Written instruction:
Write out the full set of records below exactly.

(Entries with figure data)
## Start

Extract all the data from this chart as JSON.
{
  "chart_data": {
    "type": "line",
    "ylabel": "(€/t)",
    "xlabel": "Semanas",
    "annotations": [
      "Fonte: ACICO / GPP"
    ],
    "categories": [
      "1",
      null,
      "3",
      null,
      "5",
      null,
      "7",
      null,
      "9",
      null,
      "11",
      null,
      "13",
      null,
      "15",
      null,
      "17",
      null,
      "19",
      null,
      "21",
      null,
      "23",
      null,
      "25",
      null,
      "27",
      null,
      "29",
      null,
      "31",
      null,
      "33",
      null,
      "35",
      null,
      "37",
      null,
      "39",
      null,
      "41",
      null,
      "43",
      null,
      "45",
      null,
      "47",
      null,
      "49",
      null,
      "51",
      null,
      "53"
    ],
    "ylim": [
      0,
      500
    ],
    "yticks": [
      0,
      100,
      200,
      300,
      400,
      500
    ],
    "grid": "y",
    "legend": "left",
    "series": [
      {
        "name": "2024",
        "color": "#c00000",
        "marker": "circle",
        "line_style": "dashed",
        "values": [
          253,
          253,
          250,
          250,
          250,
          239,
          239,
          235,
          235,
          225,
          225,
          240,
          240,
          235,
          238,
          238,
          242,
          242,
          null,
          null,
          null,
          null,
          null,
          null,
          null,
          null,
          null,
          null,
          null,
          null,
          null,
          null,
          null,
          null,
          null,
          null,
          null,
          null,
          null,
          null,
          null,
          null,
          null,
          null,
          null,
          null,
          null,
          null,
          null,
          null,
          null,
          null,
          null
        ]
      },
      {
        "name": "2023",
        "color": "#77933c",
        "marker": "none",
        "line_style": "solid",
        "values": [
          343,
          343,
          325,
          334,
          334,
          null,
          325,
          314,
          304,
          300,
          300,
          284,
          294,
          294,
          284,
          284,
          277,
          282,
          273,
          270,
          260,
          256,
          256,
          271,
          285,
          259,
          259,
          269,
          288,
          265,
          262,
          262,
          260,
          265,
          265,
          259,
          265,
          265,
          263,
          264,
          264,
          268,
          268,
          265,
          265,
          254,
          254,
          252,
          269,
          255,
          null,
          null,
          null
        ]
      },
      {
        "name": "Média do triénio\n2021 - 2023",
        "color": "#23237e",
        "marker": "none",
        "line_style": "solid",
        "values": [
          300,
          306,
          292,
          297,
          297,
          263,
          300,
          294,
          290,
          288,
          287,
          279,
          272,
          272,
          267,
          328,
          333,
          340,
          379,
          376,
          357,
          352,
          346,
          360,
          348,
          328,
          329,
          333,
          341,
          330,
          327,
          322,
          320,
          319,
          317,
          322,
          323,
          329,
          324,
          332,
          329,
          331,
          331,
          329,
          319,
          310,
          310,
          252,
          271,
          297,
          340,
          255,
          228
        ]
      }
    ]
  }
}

## End

The result:
Extract all the data from this chart as JSON.
{
  "chart_data": {
    "type": "line",
    "ylabel": "(€/t)",
    "xlabel": "Semanas",
    "annotations": [
      "Fonte: ACICO / GPP"
    ],
    "categories": [
      "1",
      null,
      "3",
      null,
      "5",
      null,
      "7",
      null,
      "9",
      null,
      "11",
      null,
      "13",
      null,
      "15",
      null,
      "17",
      null,
      "19",
      null,
      "21",
      null,
      "23",
      null,
      "25",
      null,
      "27",
      null,
      "29",
      null,
      "31",
      null,
      "33",
      null,
      "35",
      null,
      "37",
      null,
      "39",
      null,
      "41",
      null,
      "43",
      null,
      "45",
      null,
      "47",
      null,
      "49",
      null,
      "51",
      null,
      "53"
    ],
    "ylim": [
      0,
      500
    ],
    "yticks": [
      0,
      100,
      200,
      300,
      400,
      500
    ],
    "grid": "y",
    "legend": "left",
    "series": [
      {
        "name": "2024",
        "color": "#c00000",
        "marker": "circle",
        "line_style": "dashed",
        "values": [
          253,
          253,
          250,
          250,
          250,
          239,
          239,
          235,
          235,
          225,
          225,
          240,
          240,
          235,
          238,
          238,
          242,
          242,
          null,
          null,
          null,
          null,
          null,
          null,
          null,
          null,
          null,
          null,
          null,
          null,
          null,
          null,
          null,
          null,
          null,
          null,
          null,
          null,
          null,
          null,
          null,
          null,
          null,
          null,
          null,
          null,
          null,
          null,
          null,
          null,
          null,
          null,
          null
        ]
      },
      {
        "name": "2023",
        "color": "#77933c",
        "marker": "none",
        "line_style": "solid",
        "values": [
          343,
          343,
          325,
          334,
          334,
          null,
          325,
          314,
          304,
          300,
          300,
          284,
          294,
          294,
          284,
          284,
          277,
          282,
          273,
          270,
          260,
          256,
          256,
          271,
          285,
          259,
          259,
          269,
          288,
          265,
          262,
          262,
          260,
          265,
          265,
          259,
          265,
          265,
          263,
          264,
          264,
          268,
          268,
          265,
          265,
          254,
          254,
          252,
          269,
          255,
          null,
          null,
          null
        ]
      },
      {
        "name": "Média do triénio\n2021 - 2023",
        "color": "#23237e",
        "marker": "none",
        "line_style": "solid",
        "values": [
          300,
          306,
          292,
          297,
          297,
          263,
          300,
          294,
          290,
          288,
          287,
          279,
          272,
          272,
          267,
          328,
          333,
          340,
          379,
          376,
          357,
          352,
          346,
          360,
          348,
          328,
          329,
          333,
          341,
          330,
          327,
          322,
          320,
          319,
          317,
          322,
          323,
          329,
          324,
          332,
          329,
          331,
          331,
          329,
          319,
          310,
          310,
          252,
          271,
          297,
          340,
          255,
          228
        ]
      }
    ]
  }
}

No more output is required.